### The request
Each entry has to be copied exactly, with nothing missed.

--- Begin Given information ---

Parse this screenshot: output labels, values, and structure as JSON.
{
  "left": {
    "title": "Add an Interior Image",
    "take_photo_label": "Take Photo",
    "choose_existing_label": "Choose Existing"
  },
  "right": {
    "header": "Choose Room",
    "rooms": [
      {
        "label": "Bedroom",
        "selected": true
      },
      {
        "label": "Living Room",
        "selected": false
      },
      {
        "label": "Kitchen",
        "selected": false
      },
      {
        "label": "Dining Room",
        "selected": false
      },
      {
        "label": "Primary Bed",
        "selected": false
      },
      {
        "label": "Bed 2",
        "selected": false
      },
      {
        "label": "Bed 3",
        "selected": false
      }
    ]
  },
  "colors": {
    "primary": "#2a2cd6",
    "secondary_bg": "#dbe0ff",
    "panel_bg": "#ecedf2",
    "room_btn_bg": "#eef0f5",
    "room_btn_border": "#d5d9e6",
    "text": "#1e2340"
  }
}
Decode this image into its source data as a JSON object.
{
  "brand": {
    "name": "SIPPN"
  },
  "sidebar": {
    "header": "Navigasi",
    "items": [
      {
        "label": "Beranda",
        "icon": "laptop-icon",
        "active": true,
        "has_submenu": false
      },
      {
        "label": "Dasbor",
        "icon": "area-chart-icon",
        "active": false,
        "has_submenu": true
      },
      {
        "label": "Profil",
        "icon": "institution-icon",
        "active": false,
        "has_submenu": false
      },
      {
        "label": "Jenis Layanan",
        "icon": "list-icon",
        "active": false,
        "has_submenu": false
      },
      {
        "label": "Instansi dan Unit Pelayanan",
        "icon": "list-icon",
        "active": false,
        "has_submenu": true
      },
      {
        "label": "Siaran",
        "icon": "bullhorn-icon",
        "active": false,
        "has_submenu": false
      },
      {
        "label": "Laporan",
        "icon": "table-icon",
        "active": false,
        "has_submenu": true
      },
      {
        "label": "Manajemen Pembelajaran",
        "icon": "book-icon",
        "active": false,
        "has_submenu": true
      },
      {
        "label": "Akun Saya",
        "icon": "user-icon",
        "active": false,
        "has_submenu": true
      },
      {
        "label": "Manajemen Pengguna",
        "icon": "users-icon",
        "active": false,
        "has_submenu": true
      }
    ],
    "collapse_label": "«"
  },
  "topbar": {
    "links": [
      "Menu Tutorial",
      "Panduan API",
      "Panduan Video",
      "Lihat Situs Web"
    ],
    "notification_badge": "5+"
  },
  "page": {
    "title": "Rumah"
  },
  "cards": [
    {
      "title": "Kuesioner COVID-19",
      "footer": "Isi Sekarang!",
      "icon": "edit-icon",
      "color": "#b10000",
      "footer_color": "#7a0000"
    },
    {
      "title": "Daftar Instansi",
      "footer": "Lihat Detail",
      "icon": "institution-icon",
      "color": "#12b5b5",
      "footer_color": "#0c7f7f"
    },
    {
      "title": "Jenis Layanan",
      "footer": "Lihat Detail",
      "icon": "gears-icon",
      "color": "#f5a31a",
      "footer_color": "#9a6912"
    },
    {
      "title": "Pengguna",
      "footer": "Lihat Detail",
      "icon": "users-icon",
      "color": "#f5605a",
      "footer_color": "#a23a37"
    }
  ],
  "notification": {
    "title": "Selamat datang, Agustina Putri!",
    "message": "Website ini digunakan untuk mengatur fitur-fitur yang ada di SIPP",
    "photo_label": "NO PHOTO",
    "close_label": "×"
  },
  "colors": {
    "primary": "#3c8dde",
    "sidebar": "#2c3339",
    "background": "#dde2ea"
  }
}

--- End Given information ---

### The solution
Parse this screenshot: output labels, values, and structure as JSON.
{
  "left": {
    "title": "Add an Interior Image",
    "take_photo_label": "Take Photo",
    "choose_existing_label": "Choose Existing"
  },
  "right": {
    "header": "Choose Room",
    "rooms": [
      {
        "label": "Bedroom",
        "selected": true
      },
      {
        "label": "Living Room",
        "selected": false
      },
      {
        "label": "Kitchen",
        "selected": false
      },
      {
        "label": "Dining Room",
        "selected": false
      },
      {
        "label": "Primary Bed",
        "selected": false
      },
      {
        "label": "Bed 2",
        "selected": false
      },
      {
        "label": "Bed 3",
        "selected": false
      }
    ]
  },
  "colors": {
    "primary": "#2a2cd6",
    "secondary_bg": "#dbe0ff",
    "panel_bg": "#ecedf2",
    "room_btn_bg": "#eef0f5",
    "room_btn_border": "#d5d9e6",
    "text": "#1e2340"
  }
}
Decode this image into its source data as a JSON object.
{
  "brand": {
    "name": "SIPPN"
  },
  "sidebar": {
    "header": "Navigasi",
    "items": [
      {
        "label": "Beranda",
        "icon": "laptop-icon",
        "active": true,
        "has_submenu": false
      },
      {
        "label": "Dasbor",
        "icon": "area-chart-icon",
        "active": false,
        "has_submenu": true
      },
      {
        "label": "Profil",
        "icon": "institution-icon",
        "active": false,
        "has_submenu": false
      },
      {
        "label": "Jenis Layanan",
        "icon": "list-icon",
        "active": false,
        "has_submenu": false
      },
      {
        "label": "Instansi dan Unit Pelayanan",
        "icon": "list-icon",
        "active": false,
        "has_submenu": true
      },
      {
        "label": "Siaran",
        "icon": "bullhorn-icon",
        "active": false,
        "has_submenu": false
      },
      {
        "label": "Laporan",
        "icon": "table-icon",
        "active": false,
        "has_submenu": true
      },
      {
        "label": "Manajemen Pembelajaran",
        "icon": "book-icon",
        "active": false,
        "has_submenu": true
      },
      {
        "label": "Akun Saya",
        "icon": "user-icon",
        "active": false,
        "has_submenu": true
      },
      {
        "label": "Manajemen Pengguna",
        "icon": "users-icon",
        "active": false,
        "has_submenu": true
      }
    ],
    "collapse_label": "«"
  },
  "topbar": {
    "links": [
      "Menu Tutorial",
      "Panduan API",
      "Panduan Video",
      "Lihat Situs Web"
    ],
    "notification_badge": "5+"
  },
  "page": {
    "title": "Rumah"
  },
  "cards": [
    {
      "title": "Kuesioner COVID-19",
      "footer": "Isi Sekarang!",
      "icon": "edit-icon",
      "color": "#b10000",
      "footer_color": "#7a0000"
    },
    {
      "title": "Daftar Instansi",
      "footer": "Lihat Detail",
      "icon": "institution-icon",
      "color": "#12b5b5",
      "footer_color": "#0c7f7f"
    },
    {
      "title": "Jenis Layanan",
      "footer": "Lihat Detail",
      "icon": "gears-icon",
      "color": "#f5a31a",
      "footer_color": "#9a6912"
    },
    {
      "title": "Pengguna",
      "footer": "Lihat Detail",
      "icon": "users-icon",
      "color": "#f5605a",
      "footer_color": "#a23a37"
    }
  ],
  "notification": {
    "title": "Selamat datang, Agustina Putri!",
    "message": "Website ini digunakan untuk mengatur fitur-fitur yang ada di SIPP",
    "photo_label": "NO PHOTO",
    "close_label": "×"
  },
  "colors": {
    "primary": "#3c8dde",
    "sidebar": "#2c3339",
    "background": "#dde2ea"
  }
}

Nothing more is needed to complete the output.